Here are records with pictures in them. Copy all of them exactly and leave the pictures out.
══════════
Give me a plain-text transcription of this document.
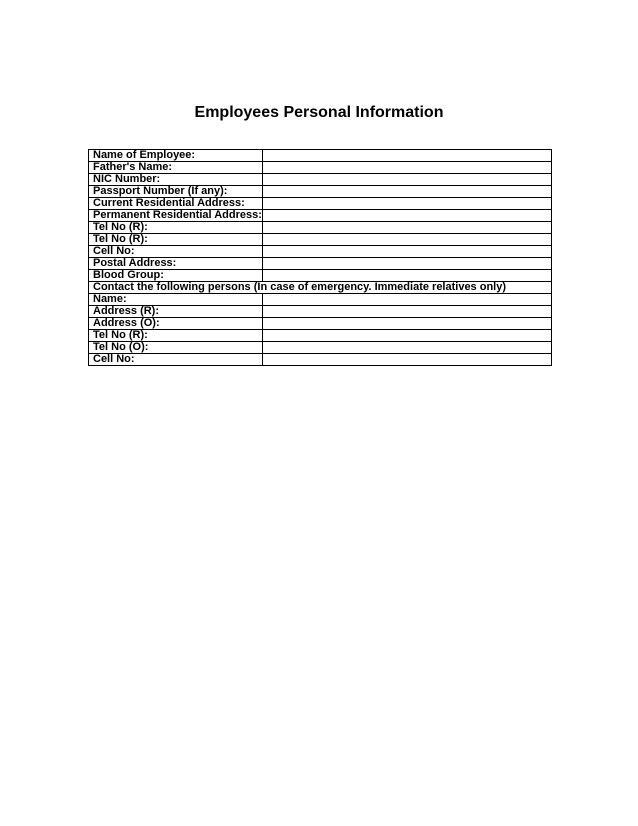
Employees Personal Information
Name of Employee:	
Father's Name:	
NIC Number:	
Passport Number (If any):	
Current Residential Address:	
Permanent Residential Address:	
Tel No (R):	
Tel No (R):	
Cell No:	
Postal Address:	
Blood Group:	
Contact the following persons (In case of emergency. Immediate relatives only)	
Name:	
Address (R):	
Address (O):	
Tel No (R):	
Tel No (O):	
Cell No:	
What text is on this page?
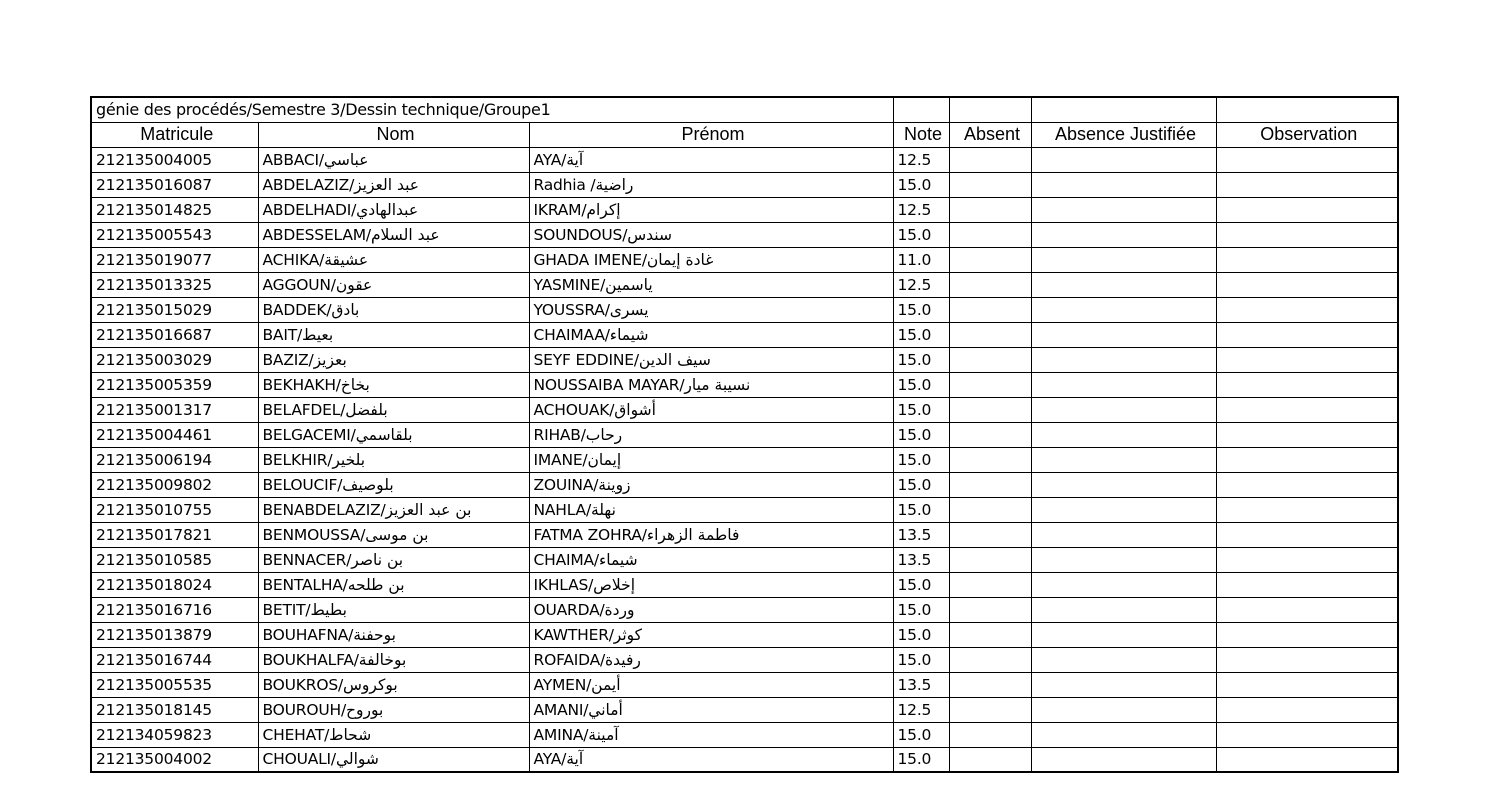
génie des procédés/Semestre 3/Dessin technique/Groupe1						
Matricule	Nom	Prénom	Note	Absent	Absence Justifiée	Observation
212135004005	ABBACI/عباسي	AYA/آية	12.5			
212135016087	ABDELAZIZ/عبد العزيز	Radhia /راضية	15.0			
212135014825	ABDELHADI/عبدالهادي	IKRAM/إكرام	12.5			
212135005543	ABDESSELAM/عبد السلام	SOUNDOUS/سندس	15.0			
212135019077	ACHIKA/عشيقة	GHADA IMENE/غادة إيمان	11.0			
212135013325	AGGOUN/عقون	YASMINE/ياسمين	12.5			
212135015029	BADDEK/بادق	YOUSSRA/يسرى	15.0			
212135016687	BAIT/بعيط	CHAIMAA/شيماء	15.0			
212135003029	BAZIZ/بعزيز	SEYF EDDINE/سيف الدين	15.0			
212135005359	BEKHAKH/بخاخ	NOUSSAIBA MAYAR/نسيبة ميار	15.0			
212135001317	BELAFDEL/بلفضل	ACHOUAK/أشواق	15.0			
212135004461	BELGACEMI/بلقاسمي	RIHAB/رحاب	15.0			
212135006194	BELKHIR/بلخير	IMANE/إيمان	15.0			
212135009802	BELOUCIF/بلوصيف	ZOUINA/زوينة	15.0			
212135010755	BENABDELAZIZ/بن عبد العزيز	NAHLA/نهلة	15.0			
212135017821	BENMOUSSA/بن موسى	FATMA ZOHRA/فاطمة الزهراء	13.5			
212135010585	BENNACER/بن ناصر	CHAIMA/شيماء	13.5			
212135018024	BENTALHA/بن طلحه	IKHLAS/إخلاص	15.0			
212135016716	BETIT/بطيط	OUARDA/وردة	15.0			
212135013879	BOUHAFNA/بوحفنة	KAWTHER/كوثر	15.0			
212135016744	BOUKHALFA/بوخالفة	ROFAIDA/رفيدة	15.0			
212135005535	BOUKROS/بوكروس	AYMEN/أيمن	13.5			
212135018145	BOUROUH/بوروح	AMANI/أماني	12.5			
212134059823	CHEHAT/شحاط	AMINA/آمينة	15.0			
212135004002	CHOUALI/شوالي	AYA/آية	15.0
══════════
TASK RESULT:
Give me a plain-text transcription of this document.
Employees Personal Information
Name of Employee:	
Father's Name:	
NIC Number:	
Passport Number (If any):	
Current Residential Address:	
Permanent Residential Address:	
Tel No (R):	
Tel No (R):	
Cell No:	
Postal Address:	
Blood Group:	
Contact the following persons (In case of emergency. Immediate relatives only)	
Name:	
Address (R):	
Address (O):	
Tel No (R):	
Tel No (O):	
Cell No:	
What text is on this page?
génie des procédés/Semestre 3/Dessin technique/Groupe1						
Matricule	Nom	Prénom	Note	Absent	Absence Justifiée	Observation
212135004005	ABBACI/عباسي	AYA/آية	12.5			
212135016087	ABDELAZIZ/عبد العزيز	Radhia /راضية	15.0			
212135014825	ABDELHADI/عبدالهادي	IKRAM/إكرام	12.5			
212135005543	ABDESSELAM/عبد السلام	SOUNDOUS/سندس	15.0			
212135019077	ACHIKA/عشيقة	GHADA IMENE/غادة إيمان	11.0			
212135013325	AGGOUN/عقون	YASMINE/ياسمين	12.5			
212135015029	BADDEK/بادق	YOUSSRA/يسرى	15.0			
212135016687	BAIT/بعيط	CHAIMAA/شيماء	15.0			
212135003029	BAZIZ/بعزيز	SEYF EDDINE/سيف الدين	15.0			
212135005359	BEKHAKH/بخاخ	NOUSSAIBA MAYAR/نسيبة ميار	15.0			
212135001317	BELAFDEL/بلفضل	ACHOUAK/أشواق	15.0			
212135004461	BELGACEMI/بلقاسمي	RIHAB/رحاب	15.0			
212135006194	BELKHIR/بلخير	IMANE/إيمان	15.0			
212135009802	BELOUCIF/بلوصيف	ZOUINA/زوينة	15.0			
212135010755	BENABDELAZIZ/بن عبد العزيز	NAHLA/نهلة	15.0			
212135017821	BENMOUSSA/بن موسى	FATMA ZOHRA/فاطمة الزهراء	13.5			
212135010585	BENNACER/بن ناصر	CHAIMA/شيماء	13.5			
212135018024	BENTALHA/بن طلحه	IKHLAS/إخلاص	15.0			
212135016716	BETIT/بطيط	OUARDA/وردة	15.0			
212135013879	BOUHAFNA/بوحفنة	KAWTHER/كوثر	15.0			
212135016744	BOUKHALFA/بوخالفة	ROFAIDA/رفيدة	15.0			
212135005535	BOUKROS/بوكروس	AYMEN/أيمن	13.5			
212135018145	BOUROUH/بوروح	AMANI/أماني	12.5			
212134059823	CHEHAT/شحاط	AMINA/آمينة	15.0			
212135004002	CHOUALI/شوالي	AYA/آية	15.0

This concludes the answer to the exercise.